**THE PROBLEM**
Say how many lines hold the string "JSON"; please write nothing but the number.

>> start

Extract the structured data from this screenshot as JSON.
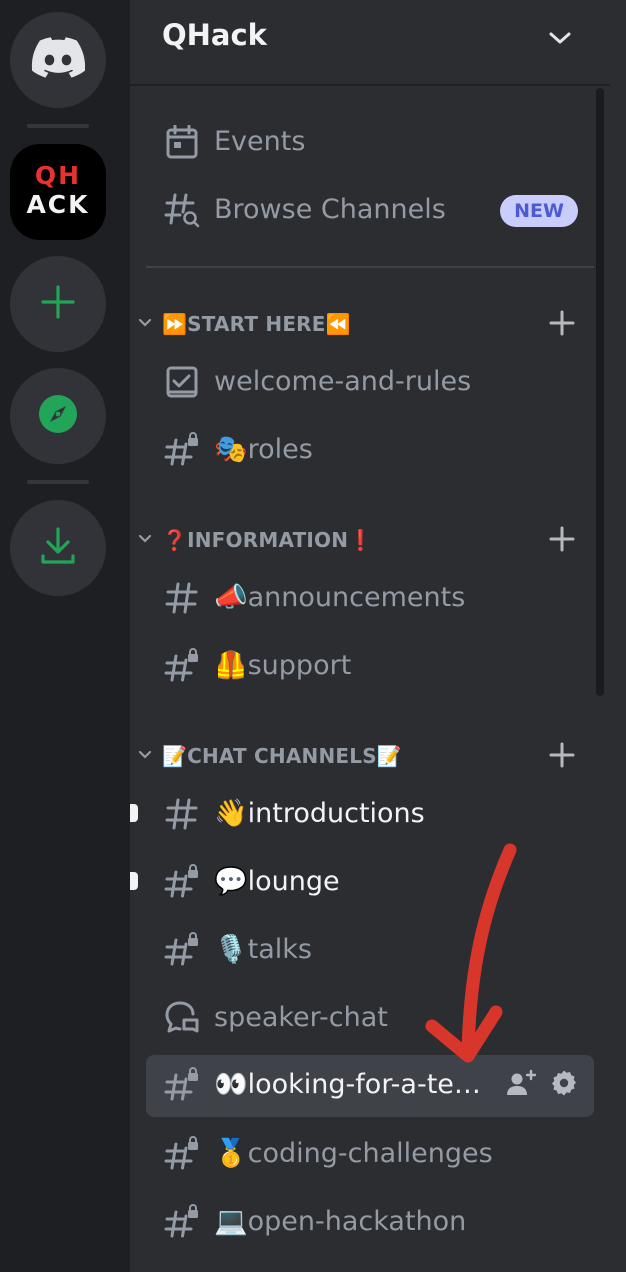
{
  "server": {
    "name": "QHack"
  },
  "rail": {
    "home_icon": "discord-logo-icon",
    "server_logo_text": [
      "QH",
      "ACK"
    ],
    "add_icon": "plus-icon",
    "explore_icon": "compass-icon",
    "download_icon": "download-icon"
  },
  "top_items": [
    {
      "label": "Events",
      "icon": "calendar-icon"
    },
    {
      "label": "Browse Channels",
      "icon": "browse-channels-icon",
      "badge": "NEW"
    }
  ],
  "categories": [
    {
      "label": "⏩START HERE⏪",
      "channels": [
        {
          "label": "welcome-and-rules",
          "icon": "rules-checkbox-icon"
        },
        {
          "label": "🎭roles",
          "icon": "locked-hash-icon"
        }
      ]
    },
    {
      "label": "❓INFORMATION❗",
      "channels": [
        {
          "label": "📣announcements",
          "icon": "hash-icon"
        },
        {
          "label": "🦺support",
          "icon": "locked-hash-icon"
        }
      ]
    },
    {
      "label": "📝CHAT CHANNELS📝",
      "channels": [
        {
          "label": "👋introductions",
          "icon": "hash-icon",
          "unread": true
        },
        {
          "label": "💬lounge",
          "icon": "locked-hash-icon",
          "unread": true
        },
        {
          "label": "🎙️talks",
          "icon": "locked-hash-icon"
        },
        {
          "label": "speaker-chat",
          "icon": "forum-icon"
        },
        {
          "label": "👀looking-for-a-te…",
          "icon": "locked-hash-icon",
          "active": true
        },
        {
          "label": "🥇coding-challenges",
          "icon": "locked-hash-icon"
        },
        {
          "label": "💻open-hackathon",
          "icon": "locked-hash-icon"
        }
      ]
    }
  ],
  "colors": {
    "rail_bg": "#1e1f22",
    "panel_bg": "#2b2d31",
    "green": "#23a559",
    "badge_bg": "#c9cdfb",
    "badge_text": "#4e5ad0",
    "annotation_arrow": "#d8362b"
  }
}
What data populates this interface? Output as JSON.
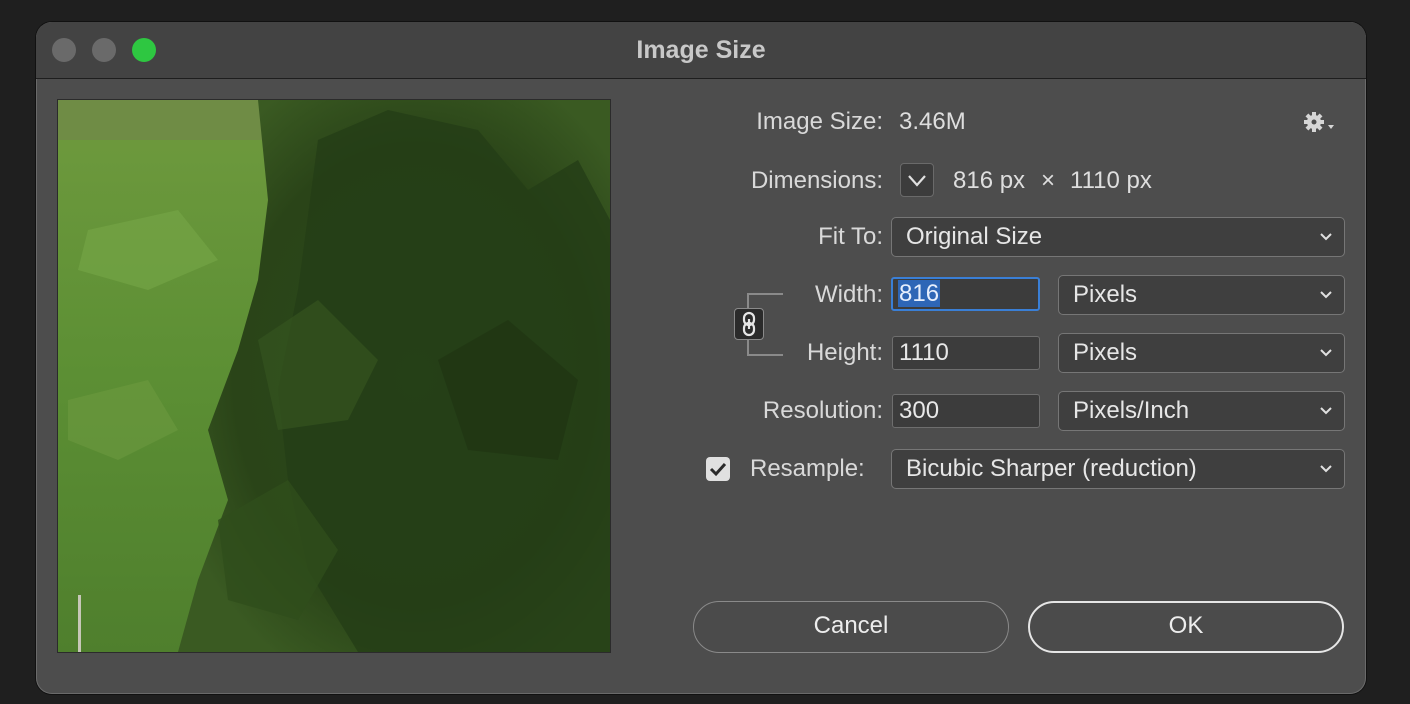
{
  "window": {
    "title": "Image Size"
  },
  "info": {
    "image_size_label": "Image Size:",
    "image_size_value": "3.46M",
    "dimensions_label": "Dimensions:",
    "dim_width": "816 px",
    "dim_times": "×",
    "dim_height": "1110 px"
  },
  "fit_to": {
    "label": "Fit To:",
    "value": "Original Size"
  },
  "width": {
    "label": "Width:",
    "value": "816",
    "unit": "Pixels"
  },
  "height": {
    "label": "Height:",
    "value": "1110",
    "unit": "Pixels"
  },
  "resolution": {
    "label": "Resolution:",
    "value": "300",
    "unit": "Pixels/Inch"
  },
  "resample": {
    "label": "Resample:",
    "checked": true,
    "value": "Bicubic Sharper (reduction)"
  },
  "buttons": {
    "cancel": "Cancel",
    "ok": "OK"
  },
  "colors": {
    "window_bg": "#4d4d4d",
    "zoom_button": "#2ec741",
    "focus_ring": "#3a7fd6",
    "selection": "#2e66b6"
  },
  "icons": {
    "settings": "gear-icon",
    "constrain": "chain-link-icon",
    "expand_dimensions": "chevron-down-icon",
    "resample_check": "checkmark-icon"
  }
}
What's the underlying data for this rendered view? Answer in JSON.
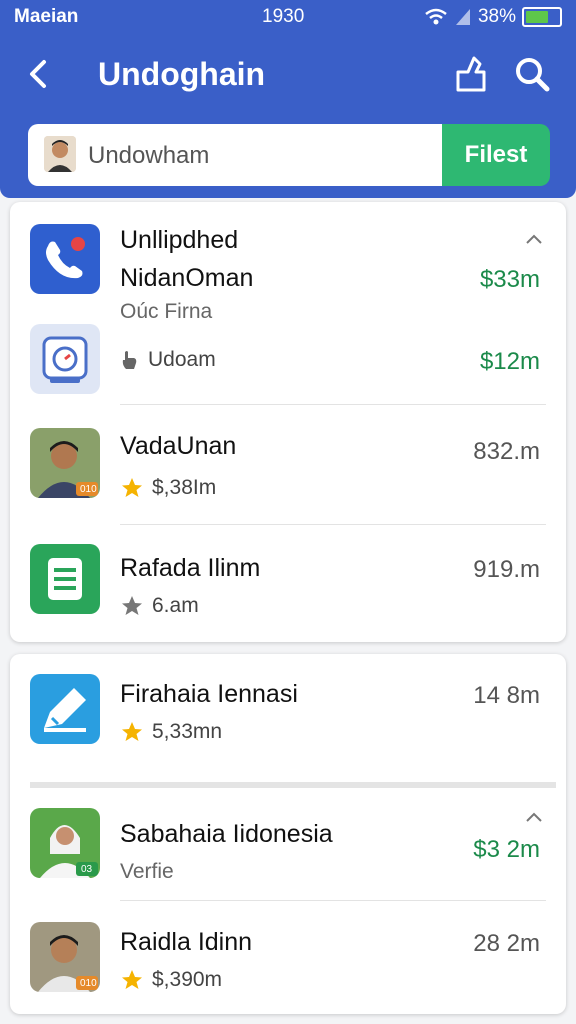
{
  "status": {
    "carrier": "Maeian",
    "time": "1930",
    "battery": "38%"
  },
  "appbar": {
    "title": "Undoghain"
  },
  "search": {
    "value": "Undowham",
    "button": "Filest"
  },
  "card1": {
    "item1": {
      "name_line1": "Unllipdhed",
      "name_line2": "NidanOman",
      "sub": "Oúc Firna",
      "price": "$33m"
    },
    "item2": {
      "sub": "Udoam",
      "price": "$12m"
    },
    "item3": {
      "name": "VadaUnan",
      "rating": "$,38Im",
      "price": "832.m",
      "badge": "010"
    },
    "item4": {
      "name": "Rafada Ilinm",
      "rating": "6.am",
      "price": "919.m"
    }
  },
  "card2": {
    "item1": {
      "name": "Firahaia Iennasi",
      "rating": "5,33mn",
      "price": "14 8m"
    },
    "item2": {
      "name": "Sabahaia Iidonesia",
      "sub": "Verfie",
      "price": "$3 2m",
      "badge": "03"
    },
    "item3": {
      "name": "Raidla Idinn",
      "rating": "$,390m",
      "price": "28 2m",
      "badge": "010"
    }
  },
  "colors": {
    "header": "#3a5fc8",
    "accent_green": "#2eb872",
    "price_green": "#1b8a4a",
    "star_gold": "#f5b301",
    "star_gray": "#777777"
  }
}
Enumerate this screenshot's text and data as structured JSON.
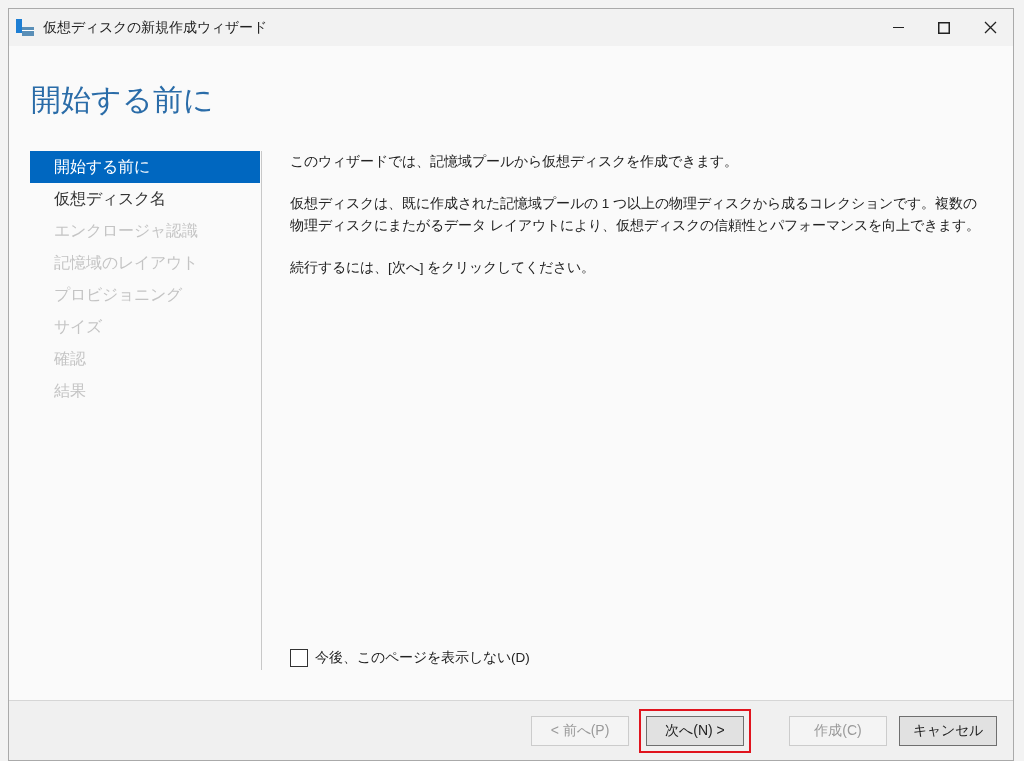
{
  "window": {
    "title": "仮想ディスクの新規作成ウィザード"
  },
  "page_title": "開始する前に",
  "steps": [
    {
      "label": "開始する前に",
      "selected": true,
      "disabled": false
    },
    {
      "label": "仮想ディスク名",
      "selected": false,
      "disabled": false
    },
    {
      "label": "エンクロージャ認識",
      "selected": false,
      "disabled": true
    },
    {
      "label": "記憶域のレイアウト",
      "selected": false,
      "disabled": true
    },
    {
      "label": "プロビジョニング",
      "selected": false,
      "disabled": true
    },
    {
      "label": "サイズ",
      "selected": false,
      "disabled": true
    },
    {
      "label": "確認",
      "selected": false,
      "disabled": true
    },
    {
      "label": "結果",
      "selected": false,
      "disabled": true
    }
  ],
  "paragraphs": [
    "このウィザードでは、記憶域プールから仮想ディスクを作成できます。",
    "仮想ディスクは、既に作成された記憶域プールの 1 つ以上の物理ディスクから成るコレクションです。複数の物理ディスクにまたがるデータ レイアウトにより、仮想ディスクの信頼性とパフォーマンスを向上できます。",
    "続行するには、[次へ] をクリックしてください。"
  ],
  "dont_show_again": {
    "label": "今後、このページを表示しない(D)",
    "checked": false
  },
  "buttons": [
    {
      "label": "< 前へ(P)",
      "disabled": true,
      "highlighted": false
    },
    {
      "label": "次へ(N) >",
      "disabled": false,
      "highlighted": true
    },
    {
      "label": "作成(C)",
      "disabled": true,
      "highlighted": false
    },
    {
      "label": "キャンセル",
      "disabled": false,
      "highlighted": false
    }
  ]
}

>> end

**RIGHT ANSWER**
4